• Work to do: Copy out each line below exactly as it appears.

(Stored data entries)
◇ ◇ ◇

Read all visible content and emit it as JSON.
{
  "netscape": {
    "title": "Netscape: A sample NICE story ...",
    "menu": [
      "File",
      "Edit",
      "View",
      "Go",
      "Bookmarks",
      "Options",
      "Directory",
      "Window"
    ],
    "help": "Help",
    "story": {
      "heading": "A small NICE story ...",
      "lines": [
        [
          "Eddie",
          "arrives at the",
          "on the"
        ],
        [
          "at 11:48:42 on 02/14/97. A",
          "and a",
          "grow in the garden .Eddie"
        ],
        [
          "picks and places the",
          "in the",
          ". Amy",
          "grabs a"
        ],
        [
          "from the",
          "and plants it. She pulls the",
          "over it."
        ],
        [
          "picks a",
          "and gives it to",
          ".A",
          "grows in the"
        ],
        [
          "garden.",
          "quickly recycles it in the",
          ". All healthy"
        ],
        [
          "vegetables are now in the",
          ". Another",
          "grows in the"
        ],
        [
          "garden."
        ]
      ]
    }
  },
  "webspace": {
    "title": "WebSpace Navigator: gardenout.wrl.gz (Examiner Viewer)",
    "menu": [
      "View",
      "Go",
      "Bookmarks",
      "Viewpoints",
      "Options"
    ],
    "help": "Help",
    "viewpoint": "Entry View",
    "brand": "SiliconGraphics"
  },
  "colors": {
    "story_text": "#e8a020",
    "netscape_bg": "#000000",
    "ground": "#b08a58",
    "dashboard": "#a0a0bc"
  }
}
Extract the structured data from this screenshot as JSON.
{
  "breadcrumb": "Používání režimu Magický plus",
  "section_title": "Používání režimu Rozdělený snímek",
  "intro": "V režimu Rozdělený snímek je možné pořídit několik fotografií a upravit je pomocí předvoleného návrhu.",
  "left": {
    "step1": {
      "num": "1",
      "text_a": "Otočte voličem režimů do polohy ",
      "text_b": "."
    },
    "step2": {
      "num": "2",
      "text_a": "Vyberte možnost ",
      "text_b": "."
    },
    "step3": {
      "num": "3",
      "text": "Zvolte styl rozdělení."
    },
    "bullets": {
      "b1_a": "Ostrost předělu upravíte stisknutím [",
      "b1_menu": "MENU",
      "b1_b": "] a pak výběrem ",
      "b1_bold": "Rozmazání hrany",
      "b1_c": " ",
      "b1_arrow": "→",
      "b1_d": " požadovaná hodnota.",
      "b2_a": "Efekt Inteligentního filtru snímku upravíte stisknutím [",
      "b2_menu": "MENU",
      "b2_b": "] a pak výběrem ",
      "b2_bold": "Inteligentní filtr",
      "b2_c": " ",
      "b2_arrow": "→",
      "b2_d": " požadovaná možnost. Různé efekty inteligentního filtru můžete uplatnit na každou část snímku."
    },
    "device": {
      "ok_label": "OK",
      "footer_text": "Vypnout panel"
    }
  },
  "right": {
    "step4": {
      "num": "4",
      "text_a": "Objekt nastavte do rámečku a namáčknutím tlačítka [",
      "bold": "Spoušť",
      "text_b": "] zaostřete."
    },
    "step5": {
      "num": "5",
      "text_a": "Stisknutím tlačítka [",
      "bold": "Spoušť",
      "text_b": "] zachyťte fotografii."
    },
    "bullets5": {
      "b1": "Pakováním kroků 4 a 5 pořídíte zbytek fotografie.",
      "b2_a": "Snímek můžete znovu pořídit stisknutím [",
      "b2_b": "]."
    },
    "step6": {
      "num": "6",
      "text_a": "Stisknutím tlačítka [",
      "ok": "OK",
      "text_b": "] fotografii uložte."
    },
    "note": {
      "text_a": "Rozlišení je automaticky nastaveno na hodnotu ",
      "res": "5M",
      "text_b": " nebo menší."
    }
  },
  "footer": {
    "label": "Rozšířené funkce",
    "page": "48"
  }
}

◇ ◇ ◇

• Exercise response:
Read all visible content and emit it as JSON.
{
  "netscape": {
    "title": "Netscape: A sample NICE story ...",
    "menu": [
      "File",
      "Edit",
      "View",
      "Go",
      "Bookmarks",
      "Options",
      "Directory",
      "Window"
    ],
    "help": "Help",
    "story": {
      "heading": "A small NICE story ...",
      "lines": [
        [
          "Eddie",
          "arrives at the",
          "on the"
        ],
        [
          "at 11:48:42 on 02/14/97. A",
          "and a",
          "grow in the garden .Eddie"
        ],
        [
          "picks and places the",
          "in the",
          ". Amy",
          "grabs a"
        ],
        [
          "from the",
          "and plants it. She pulls the",
          "over it."
        ],
        [
          "picks a",
          "and gives it to",
          ".A",
          "grows in the"
        ],
        [
          "garden.",
          "quickly recycles it in the",
          ". All healthy"
        ],
        [
          "vegetables are now in the",
          ". Another",
          "grows in the"
        ],
        [
          "garden."
        ]
      ]
    }
  },
  "webspace": {
    "title": "WebSpace Navigator: gardenout.wrl.gz (Examiner Viewer)",
    "menu": [
      "View",
      "Go",
      "Bookmarks",
      "Viewpoints",
      "Options"
    ],
    "help": "Help",
    "viewpoint": "Entry View",
    "brand": "SiliconGraphics"
  },
  "colors": {
    "story_text": "#e8a020",
    "netscape_bg": "#000000",
    "ground": "#b08a58",
    "dashboard": "#a0a0bc"
  }
}
Extract the structured data from this screenshot as JSON.
{
  "breadcrumb": "Používání režimu Magický plus",
  "section_title": "Používání režimu Rozdělený snímek",
  "intro": "V režimu Rozdělený snímek je možné pořídit několik fotografií a upravit je pomocí předvoleného návrhu.",
  "left": {
    "step1": {
      "num": "1",
      "text_a": "Otočte voličem režimů do polohy ",
      "text_b": "."
    },
    "step2": {
      "num": "2",
      "text_a": "Vyberte možnost ",
      "text_b": "."
    },
    "step3": {
      "num": "3",
      "text": "Zvolte styl rozdělení."
    },
    "bullets": {
      "b1_a": "Ostrost předělu upravíte stisknutím [",
      "b1_menu": "MENU",
      "b1_b": "] a pak výběrem ",
      "b1_bold": "Rozmazání hrany",
      "b1_c": " ",
      "b1_arrow": "→",
      "b1_d": " požadovaná hodnota.",
      "b2_a": "Efekt Inteligentního filtru snímku upravíte stisknutím [",
      "b2_menu": "MENU",
      "b2_b": "] a pak výběrem ",
      "b2_bold": "Inteligentní filtr",
      "b2_c": " ",
      "b2_arrow": "→",
      "b2_d": " požadovaná možnost. Různé efekty inteligentního filtru můžete uplatnit na každou část snímku."
    },
    "device": {
      "ok_label": "OK",
      "footer_text": "Vypnout panel"
    }
  },
  "right": {
    "step4": {
      "num": "4",
      "text_a": "Objekt nastavte do rámečku a namáčknutím tlačítka [",
      "bold": "Spoušť",
      "text_b": "] zaostřete."
    },
    "step5": {
      "num": "5",
      "text_a": "Stisknutím tlačítka [",
      "bold": "Spoušť",
      "text_b": "] zachyťte fotografii."
    },
    "bullets5": {
      "b1": "Pakováním kroků 4 a 5 pořídíte zbytek fotografie.",
      "b2_a": "Snímek můžete znovu pořídit stisknutím [",
      "b2_b": "]."
    },
    "step6": {
      "num": "6",
      "text_a": "Stisknutím tlačítka [",
      "ok": "OK",
      "text_b": "] fotografii uložte."
    },
    "note": {
      "text_a": "Rozlišení je automaticky nastaveno na hodnotu ",
      "res": "5M",
      "text_b": " nebo menší."
    }
  },
  "footer": {
    "label": "Rozšířené funkce",
    "page": "48"
  }
}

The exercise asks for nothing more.